_What to work on_
Check each line of the material below for "Amount", then copy the ones that contain it.

_Data provided_

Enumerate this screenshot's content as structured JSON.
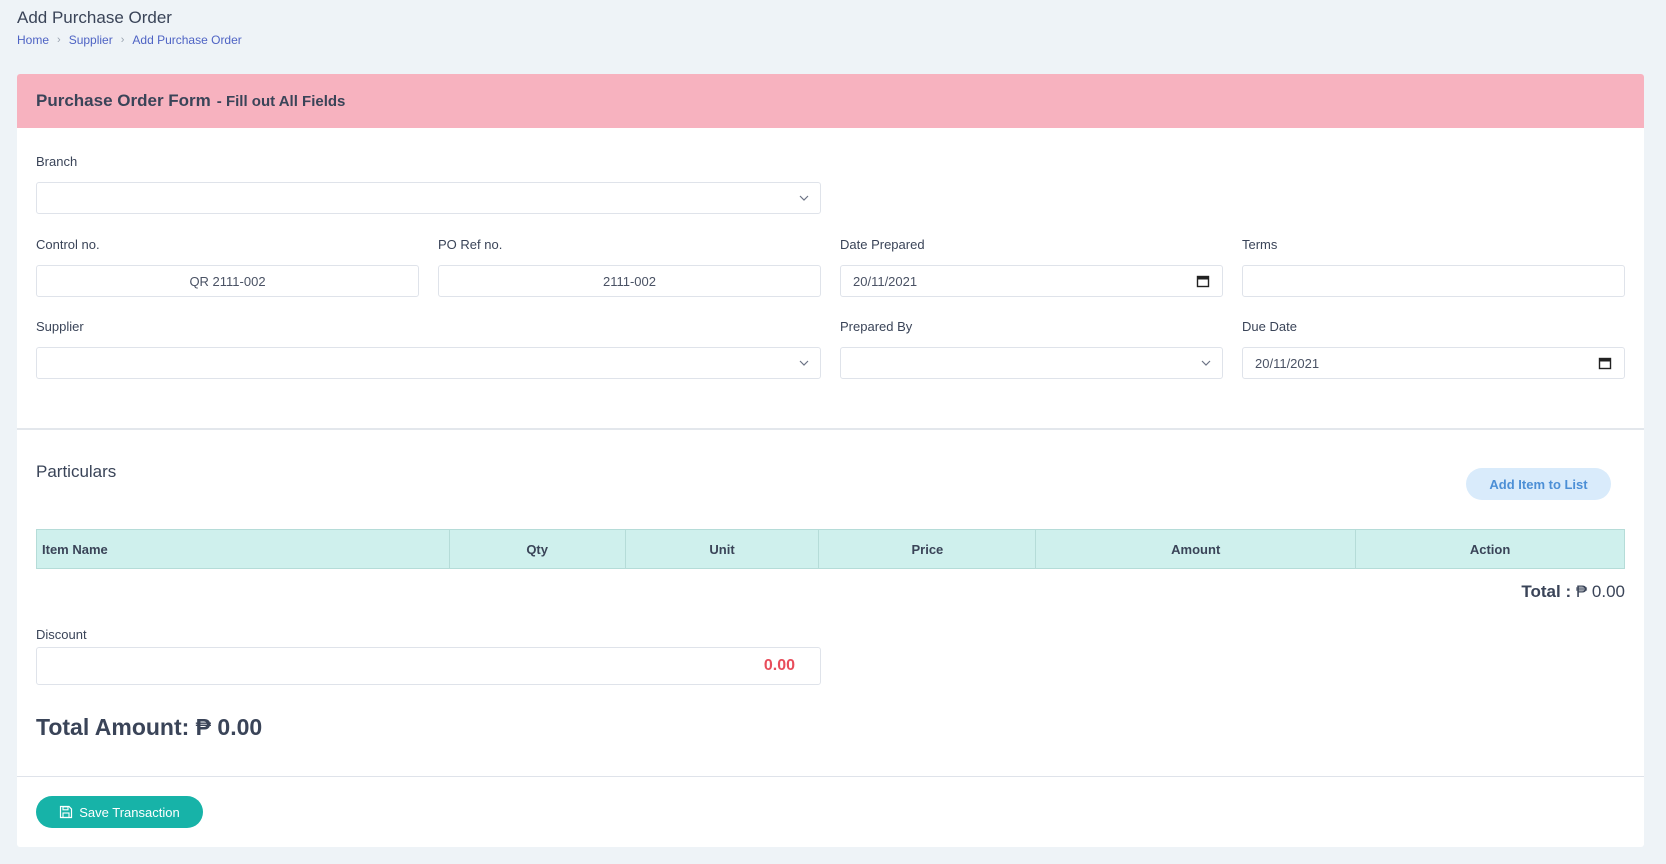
{
  "page": {
    "title": "Add Purchase Order",
    "breadcrumb": [
      "Home",
      "Supplier",
      "Add Purchase Order"
    ]
  },
  "form": {
    "header_title": "Purchase Order Form",
    "header_subtitle": "- Fill out All Fields",
    "branch": {
      "label": "Branch",
      "value": ""
    },
    "control_no": {
      "label": "Control no.",
      "value": "QR 2111-002"
    },
    "po_ref_no": {
      "label": "PO Ref no.",
      "value": "2111-002"
    },
    "date_prepared": {
      "label": "Date Prepared",
      "value": "20/11/2021"
    },
    "terms": {
      "label": "Terms",
      "value": ""
    },
    "supplier": {
      "label": "Supplier",
      "value": ""
    },
    "prepared_by": {
      "label": "Prepared By",
      "value": ""
    },
    "due_date": {
      "label": "Due Date",
      "value": "20/11/2021"
    }
  },
  "particulars": {
    "title": "Particulars",
    "add_button": "Add Item to List",
    "columns": [
      "Item Name",
      "Qty",
      "Unit",
      "Price",
      "Amount",
      "Action"
    ],
    "total_label": "Total :",
    "total_value": "₱ 0.00"
  },
  "discount": {
    "label": "Discount",
    "value": "0.00"
  },
  "total_amount": "Total Amount: ₱ 0.00",
  "save_button": "Save Transaction",
  "colors": {
    "header_bg": "#f7b2bf",
    "table_header_bg": "#cff0ed",
    "save_button": "#17b3a8",
    "add_button_bg": "#d9ebfb",
    "discount_value": "#e84d5b"
  }
}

_Written answer_
      "Amount",
  "total_amount": "Total Amount: ₱ 0.00",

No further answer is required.